Required work -> Find every line in the records below that contains the word "title", and copy each such line.

Provided records ->
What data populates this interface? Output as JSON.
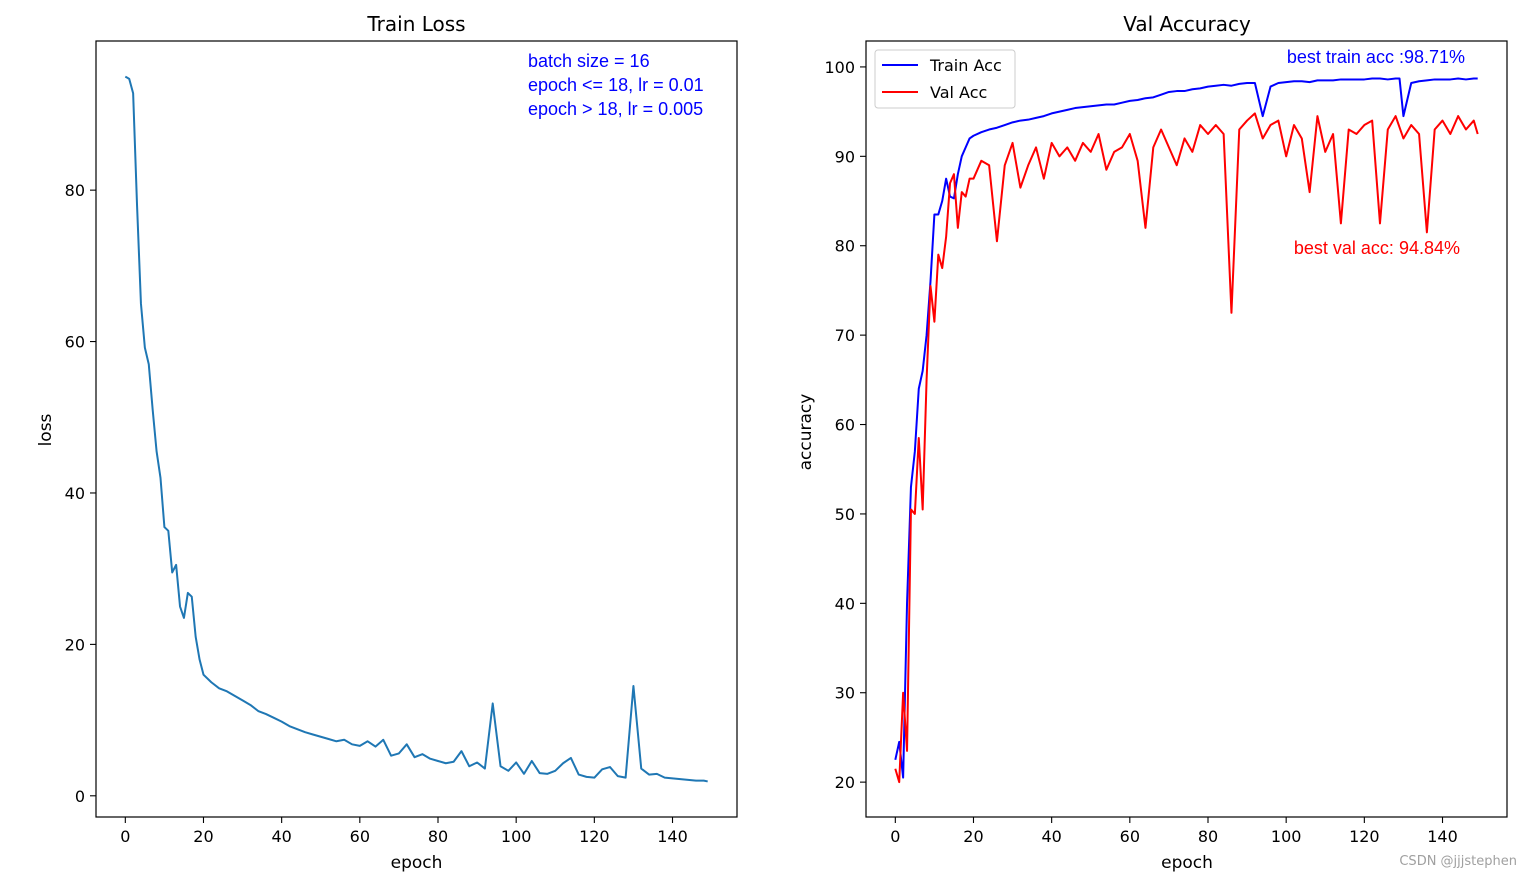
{
  "watermark": "CSDN @jjjstephen",
  "colors": {
    "loss": "#1f77b4",
    "train_acc": "#0000ff",
    "val_acc": "#ff0000",
    "annotation_blue": "#0000ff",
    "annotation_red": "#ff0000"
  },
  "chart_data": [
    {
      "type": "line",
      "title": "Train Loss",
      "xlabel": "epoch",
      "ylabel": "loss",
      "xlim": [
        -7.5,
        156.5
      ],
      "ylim": [
        -2.8,
        99.7
      ],
      "xticks": [
        0,
        20,
        40,
        60,
        80,
        100,
        120,
        140
      ],
      "yticks": [
        0,
        20,
        40,
        60,
        80
      ],
      "grid": false,
      "annotations": [
        "batch size = 16",
        "epoch <= 18, lr = 0.01",
        "epoch > 18, lr = 0.005"
      ],
      "series": [
        {
          "name": "loss",
          "x": [
            0,
            1,
            2,
            3,
            4,
            5,
            6,
            7,
            8,
            9,
            10,
            11,
            12,
            13,
            14,
            15,
            16,
            17,
            18,
            19,
            20,
            22,
            24,
            26,
            28,
            30,
            32,
            34,
            36,
            38,
            40,
            42,
            44,
            46,
            48,
            50,
            52,
            54,
            56,
            58,
            60,
            62,
            64,
            66,
            68,
            70,
            72,
            74,
            76,
            78,
            80,
            82,
            84,
            86,
            88,
            90,
            92,
            94,
            96,
            98,
            100,
            102,
            104,
            106,
            108,
            110,
            112,
            114,
            116,
            118,
            120,
            122,
            124,
            126,
            128,
            130,
            132,
            134,
            136,
            138,
            140,
            142,
            144,
            146,
            148,
            149
          ],
          "values": [
            95,
            94.7,
            92.8,
            78,
            65,
            59.2,
            57,
            51,
            45.5,
            42,
            35.5,
            35,
            29.5,
            30.5,
            25,
            23.5,
            26.8,
            26.3,
            21,
            18,
            16,
            15,
            14.2,
            13.8,
            13.2,
            12.6,
            12,
            11.2,
            10.8,
            10.3,
            9.8,
            9.2,
            8.8,
            8.4,
            8.1,
            7.8,
            7.5,
            7.2,
            7.4,
            6.8,
            6.6,
            7.2,
            6.5,
            7.4,
            5.3,
            5.6,
            6.8,
            5.1,
            5.5,
            4.9,
            4.6,
            4.3,
            4.5,
            5.9,
            3.9,
            4.4,
            3.6,
            12.2,
            3.9,
            3.3,
            4.4,
            2.9,
            4.6,
            3.0,
            2.9,
            3.3,
            4.3,
            5.0,
            2.8,
            2.5,
            2.4,
            3.5,
            3.8,
            2.6,
            2.4,
            14.5,
            3.6,
            2.8,
            2.9,
            2.4,
            2.3,
            2.2,
            2.1,
            2.0,
            2.0,
            1.9
          ]
        }
      ]
    },
    {
      "type": "line",
      "title": "Val Accuracy",
      "xlabel": "epoch",
      "ylabel": "accuracy",
      "xlim": [
        -7.5,
        156.5
      ],
      "ylim": [
        16.1,
        102.9
      ],
      "xticks": [
        0,
        20,
        40,
        60,
        80,
        100,
        120,
        140
      ],
      "yticks": [
        20,
        30,
        40,
        50,
        60,
        70,
        80,
        90,
        100
      ],
      "grid": false,
      "legend": {
        "placement": "top-left",
        "entries": [
          "Train Acc",
          "Val Acc"
        ]
      },
      "annotations": {
        "best_train": "best train acc :98.71%",
        "best_val": "best val acc: 94.84%"
      },
      "series": [
        {
          "name": "Train Acc",
          "x": [
            0,
            1,
            2,
            3,
            4,
            5,
            6,
            7,
            8,
            9,
            10,
            11,
            12,
            13,
            14,
            15,
            16,
            17,
            18,
            19,
            20,
            22,
            24,
            26,
            28,
            30,
            32,
            34,
            36,
            38,
            40,
            42,
            44,
            46,
            48,
            50,
            52,
            54,
            56,
            58,
            60,
            62,
            64,
            66,
            68,
            70,
            72,
            74,
            76,
            78,
            80,
            82,
            84,
            86,
            88,
            90,
            92,
            94,
            96,
            98,
            100,
            102,
            104,
            106,
            108,
            110,
            112,
            114,
            116,
            118,
            120,
            122,
            124,
            126,
            128,
            129,
            130,
            132,
            134,
            136,
            138,
            140,
            142,
            144,
            146,
            148,
            149
          ],
          "values": [
            22.5,
            24.5,
            20.5,
            40,
            53,
            57,
            64,
            66,
            70,
            76,
            83.5,
            83.5,
            85,
            87.5,
            85.5,
            85.3,
            88,
            90,
            91,
            92,
            92.3,
            92.7,
            93,
            93.2,
            93.5,
            93.8,
            94,
            94.1,
            94.3,
            94.5,
            94.8,
            95,
            95.2,
            95.4,
            95.5,
            95.6,
            95.7,
            95.8,
            95.8,
            96,
            96.2,
            96.3,
            96.5,
            96.6,
            96.9,
            97.2,
            97.3,
            97.3,
            97.5,
            97.6,
            97.8,
            97.9,
            98,
            97.9,
            98.1,
            98.2,
            98.2,
            94.5,
            97.8,
            98.2,
            98.3,
            98.4,
            98.4,
            98.3,
            98.5,
            98.5,
            98.5,
            98.6,
            98.6,
            98.6,
            98.6,
            98.7,
            98.7,
            98.6,
            98.7,
            98.7,
            94.5,
            98.2,
            98.4,
            98.5,
            98.6,
            98.6,
            98.6,
            98.7,
            98.6,
            98.7,
            98.7
          ]
        },
        {
          "name": "Val Acc",
          "x": [
            0,
            1,
            2,
            3,
            4,
            5,
            6,
            7,
            8,
            9,
            10,
            11,
            12,
            13,
            14,
            15,
            16,
            17,
            18,
            19,
            20,
            22,
            24,
            26,
            28,
            30,
            32,
            34,
            36,
            38,
            40,
            42,
            44,
            46,
            48,
            50,
            52,
            54,
            56,
            58,
            60,
            62,
            64,
            66,
            68,
            70,
            72,
            74,
            76,
            78,
            80,
            82,
            84,
            86,
            88,
            90,
            92,
            94,
            96,
            98,
            100,
            102,
            104,
            106,
            108,
            110,
            112,
            114,
            116,
            118,
            120,
            122,
            124,
            126,
            128,
            130,
            132,
            134,
            136,
            138,
            140,
            142,
            144,
            146,
            148,
            149
          ],
          "values": [
            21.5,
            20,
            30,
            23.5,
            50.5,
            50,
            58.5,
            50.5,
            65,
            75.5,
            71.5,
            79,
            77.5,
            81,
            87,
            88,
            82,
            86,
            85.5,
            87.5,
            87.5,
            89.5,
            89,
            80.5,
            89,
            91.5,
            86.5,
            89,
            91,
            87.5,
            91.5,
            90,
            91,
            89.5,
            91.5,
            90.5,
            92.5,
            88.5,
            90.5,
            91,
            92.5,
            89.5,
            82,
            91,
            93,
            91,
            89,
            92,
            90.5,
            93.5,
            92.5,
            93.5,
            92.5,
            72.5,
            93,
            94,
            94.8,
            92,
            93.5,
            94,
            90,
            93.5,
            92,
            86,
            94.5,
            90.5,
            92.5,
            82.5,
            93,
            92.5,
            93.5,
            94,
            82.5,
            93,
            94.5,
            92,
            93.5,
            92.5,
            81.5,
            93,
            94,
            92.5,
            94.5,
            93,
            94,
            92.5
          ]
        }
      ]
    }
  ]
}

Response for this exercise ->
      "title": "Train Loss",
      "title": "Val Accuracy",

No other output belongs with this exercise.